● STATED GOAL
Each line that holds the word "image" counts once. Give the total number of such lines and nothing else.

(Saved data entries)
━━━
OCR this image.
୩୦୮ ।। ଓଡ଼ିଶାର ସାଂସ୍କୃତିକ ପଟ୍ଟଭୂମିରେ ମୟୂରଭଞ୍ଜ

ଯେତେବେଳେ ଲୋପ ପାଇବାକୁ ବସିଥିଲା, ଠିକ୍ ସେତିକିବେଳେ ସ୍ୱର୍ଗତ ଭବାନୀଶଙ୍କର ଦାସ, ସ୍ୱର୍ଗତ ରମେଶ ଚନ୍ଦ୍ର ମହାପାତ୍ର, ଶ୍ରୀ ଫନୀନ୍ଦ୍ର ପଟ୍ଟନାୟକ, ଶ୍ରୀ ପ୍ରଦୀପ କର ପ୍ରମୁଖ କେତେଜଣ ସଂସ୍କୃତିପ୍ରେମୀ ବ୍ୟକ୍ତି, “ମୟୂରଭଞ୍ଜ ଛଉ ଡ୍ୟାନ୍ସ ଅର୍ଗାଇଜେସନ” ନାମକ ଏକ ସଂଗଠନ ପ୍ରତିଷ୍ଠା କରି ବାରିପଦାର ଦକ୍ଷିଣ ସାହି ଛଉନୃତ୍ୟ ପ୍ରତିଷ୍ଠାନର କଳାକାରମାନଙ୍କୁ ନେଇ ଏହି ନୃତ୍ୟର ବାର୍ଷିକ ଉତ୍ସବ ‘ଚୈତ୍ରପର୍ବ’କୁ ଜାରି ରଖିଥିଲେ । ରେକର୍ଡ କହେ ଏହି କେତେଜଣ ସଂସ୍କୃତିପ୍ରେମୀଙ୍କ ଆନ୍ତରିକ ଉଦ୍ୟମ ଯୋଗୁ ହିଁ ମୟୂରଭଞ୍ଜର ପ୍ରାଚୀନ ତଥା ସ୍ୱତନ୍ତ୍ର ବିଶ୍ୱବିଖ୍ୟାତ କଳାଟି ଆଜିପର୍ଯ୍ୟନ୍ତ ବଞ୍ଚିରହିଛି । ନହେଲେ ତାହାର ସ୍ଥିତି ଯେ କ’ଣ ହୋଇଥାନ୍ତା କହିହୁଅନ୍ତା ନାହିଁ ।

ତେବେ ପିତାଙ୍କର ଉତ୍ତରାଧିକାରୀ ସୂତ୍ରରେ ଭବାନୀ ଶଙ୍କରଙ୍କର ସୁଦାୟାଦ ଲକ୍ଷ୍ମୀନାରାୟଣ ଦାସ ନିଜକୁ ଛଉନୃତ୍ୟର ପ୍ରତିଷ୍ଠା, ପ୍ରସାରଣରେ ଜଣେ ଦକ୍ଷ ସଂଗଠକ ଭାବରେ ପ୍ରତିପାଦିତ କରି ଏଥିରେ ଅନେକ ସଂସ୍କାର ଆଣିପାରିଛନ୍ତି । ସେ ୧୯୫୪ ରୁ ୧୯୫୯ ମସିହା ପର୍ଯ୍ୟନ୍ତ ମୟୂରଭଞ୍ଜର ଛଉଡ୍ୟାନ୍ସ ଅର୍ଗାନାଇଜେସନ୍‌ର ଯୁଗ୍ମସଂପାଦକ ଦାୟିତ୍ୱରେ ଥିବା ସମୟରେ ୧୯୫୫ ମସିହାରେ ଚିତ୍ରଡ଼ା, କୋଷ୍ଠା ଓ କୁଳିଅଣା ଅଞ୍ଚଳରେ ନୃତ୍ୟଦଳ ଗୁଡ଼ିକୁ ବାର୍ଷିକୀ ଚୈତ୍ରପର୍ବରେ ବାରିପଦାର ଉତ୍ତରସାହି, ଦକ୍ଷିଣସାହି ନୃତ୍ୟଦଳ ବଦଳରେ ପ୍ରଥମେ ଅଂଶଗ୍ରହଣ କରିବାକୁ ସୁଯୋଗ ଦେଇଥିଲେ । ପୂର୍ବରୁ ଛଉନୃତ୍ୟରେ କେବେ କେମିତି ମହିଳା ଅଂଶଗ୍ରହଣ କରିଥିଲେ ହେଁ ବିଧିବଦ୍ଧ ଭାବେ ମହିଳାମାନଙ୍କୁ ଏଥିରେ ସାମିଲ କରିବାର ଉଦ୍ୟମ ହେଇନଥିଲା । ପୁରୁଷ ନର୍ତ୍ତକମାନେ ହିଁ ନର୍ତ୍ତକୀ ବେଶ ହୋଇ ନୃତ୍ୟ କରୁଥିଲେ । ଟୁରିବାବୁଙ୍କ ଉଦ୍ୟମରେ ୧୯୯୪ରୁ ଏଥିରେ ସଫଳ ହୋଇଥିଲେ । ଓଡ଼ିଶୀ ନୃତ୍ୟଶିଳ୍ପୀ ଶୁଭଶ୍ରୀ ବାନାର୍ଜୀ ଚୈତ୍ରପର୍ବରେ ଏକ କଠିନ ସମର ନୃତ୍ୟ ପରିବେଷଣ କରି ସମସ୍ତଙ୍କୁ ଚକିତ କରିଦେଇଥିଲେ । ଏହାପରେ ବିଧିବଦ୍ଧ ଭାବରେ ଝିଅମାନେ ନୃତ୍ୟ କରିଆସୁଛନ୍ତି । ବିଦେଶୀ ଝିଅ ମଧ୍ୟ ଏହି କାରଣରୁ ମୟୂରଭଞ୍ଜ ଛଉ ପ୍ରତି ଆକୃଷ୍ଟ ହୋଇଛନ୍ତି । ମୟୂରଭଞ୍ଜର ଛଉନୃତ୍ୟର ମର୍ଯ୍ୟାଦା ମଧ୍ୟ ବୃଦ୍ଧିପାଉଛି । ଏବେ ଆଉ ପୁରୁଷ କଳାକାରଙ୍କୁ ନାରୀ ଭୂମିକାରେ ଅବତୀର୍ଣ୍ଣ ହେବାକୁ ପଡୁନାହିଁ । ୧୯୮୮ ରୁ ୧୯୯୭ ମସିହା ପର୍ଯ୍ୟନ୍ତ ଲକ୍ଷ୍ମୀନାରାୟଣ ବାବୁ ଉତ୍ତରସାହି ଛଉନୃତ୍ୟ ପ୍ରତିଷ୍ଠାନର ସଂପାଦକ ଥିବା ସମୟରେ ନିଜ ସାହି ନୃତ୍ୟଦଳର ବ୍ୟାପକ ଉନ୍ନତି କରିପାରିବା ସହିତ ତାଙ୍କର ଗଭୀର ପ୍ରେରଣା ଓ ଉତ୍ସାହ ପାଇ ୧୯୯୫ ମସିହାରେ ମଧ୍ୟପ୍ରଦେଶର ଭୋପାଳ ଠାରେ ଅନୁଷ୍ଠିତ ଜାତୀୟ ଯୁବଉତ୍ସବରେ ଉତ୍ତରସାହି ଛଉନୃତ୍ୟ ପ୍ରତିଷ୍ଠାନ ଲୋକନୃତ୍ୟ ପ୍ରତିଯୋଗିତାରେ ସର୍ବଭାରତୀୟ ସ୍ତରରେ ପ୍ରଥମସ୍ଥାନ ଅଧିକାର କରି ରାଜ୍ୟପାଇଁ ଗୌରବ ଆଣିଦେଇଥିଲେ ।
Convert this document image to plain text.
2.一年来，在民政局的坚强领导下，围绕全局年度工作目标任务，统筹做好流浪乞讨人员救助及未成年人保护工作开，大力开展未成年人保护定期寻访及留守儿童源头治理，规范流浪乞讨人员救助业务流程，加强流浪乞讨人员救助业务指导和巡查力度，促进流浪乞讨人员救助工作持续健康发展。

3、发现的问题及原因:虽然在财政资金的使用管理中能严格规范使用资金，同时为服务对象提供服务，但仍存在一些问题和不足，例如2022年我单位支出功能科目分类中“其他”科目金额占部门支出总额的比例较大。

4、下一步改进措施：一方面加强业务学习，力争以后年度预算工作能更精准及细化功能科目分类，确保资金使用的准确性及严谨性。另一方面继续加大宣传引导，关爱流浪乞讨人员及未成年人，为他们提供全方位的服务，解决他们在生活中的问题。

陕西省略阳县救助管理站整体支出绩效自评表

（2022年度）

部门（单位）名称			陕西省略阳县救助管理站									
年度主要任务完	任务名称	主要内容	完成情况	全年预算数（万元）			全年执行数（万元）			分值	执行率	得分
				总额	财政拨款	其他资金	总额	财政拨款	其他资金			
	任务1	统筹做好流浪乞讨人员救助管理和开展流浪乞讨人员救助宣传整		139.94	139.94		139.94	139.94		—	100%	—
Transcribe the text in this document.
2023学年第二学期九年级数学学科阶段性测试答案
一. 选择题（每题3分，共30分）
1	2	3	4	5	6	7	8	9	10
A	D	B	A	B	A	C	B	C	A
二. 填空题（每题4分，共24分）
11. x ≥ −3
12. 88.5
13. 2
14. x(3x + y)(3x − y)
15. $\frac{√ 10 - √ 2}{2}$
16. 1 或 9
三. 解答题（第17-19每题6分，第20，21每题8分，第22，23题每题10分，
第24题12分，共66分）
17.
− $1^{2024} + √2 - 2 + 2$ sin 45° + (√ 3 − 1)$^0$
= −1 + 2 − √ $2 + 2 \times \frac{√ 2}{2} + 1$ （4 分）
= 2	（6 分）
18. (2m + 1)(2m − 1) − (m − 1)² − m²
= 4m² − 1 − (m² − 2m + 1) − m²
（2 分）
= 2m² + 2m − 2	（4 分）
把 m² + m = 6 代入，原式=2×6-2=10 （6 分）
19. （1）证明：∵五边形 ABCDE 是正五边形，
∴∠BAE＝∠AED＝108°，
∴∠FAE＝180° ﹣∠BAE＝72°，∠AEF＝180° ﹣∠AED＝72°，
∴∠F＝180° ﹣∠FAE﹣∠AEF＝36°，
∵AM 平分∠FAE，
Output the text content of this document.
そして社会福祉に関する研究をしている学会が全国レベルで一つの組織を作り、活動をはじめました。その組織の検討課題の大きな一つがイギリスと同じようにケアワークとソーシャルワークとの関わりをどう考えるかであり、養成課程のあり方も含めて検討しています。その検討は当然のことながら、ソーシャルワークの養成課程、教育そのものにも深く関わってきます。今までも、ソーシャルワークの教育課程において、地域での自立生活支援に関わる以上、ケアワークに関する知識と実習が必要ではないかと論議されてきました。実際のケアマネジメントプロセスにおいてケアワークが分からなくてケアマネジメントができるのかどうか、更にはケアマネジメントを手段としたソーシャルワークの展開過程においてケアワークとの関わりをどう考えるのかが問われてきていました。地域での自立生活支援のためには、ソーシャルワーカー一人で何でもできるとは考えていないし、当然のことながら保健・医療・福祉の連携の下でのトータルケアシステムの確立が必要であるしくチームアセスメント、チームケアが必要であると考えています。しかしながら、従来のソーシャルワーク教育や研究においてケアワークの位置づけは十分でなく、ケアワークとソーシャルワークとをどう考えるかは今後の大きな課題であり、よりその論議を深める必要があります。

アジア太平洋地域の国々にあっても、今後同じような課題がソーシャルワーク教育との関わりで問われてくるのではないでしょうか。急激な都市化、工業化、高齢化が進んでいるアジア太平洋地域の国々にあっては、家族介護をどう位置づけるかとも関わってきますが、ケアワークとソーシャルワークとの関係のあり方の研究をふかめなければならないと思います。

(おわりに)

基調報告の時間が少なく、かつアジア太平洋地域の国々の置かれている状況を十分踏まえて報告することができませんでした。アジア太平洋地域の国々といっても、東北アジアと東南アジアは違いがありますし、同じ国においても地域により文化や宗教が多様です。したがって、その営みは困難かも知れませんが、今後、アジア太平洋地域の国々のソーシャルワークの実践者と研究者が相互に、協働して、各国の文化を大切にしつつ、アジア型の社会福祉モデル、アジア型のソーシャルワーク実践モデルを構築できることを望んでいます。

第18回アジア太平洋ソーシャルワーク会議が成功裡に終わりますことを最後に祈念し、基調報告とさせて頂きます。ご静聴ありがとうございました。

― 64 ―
━━━
● RIGHT ANSWER
2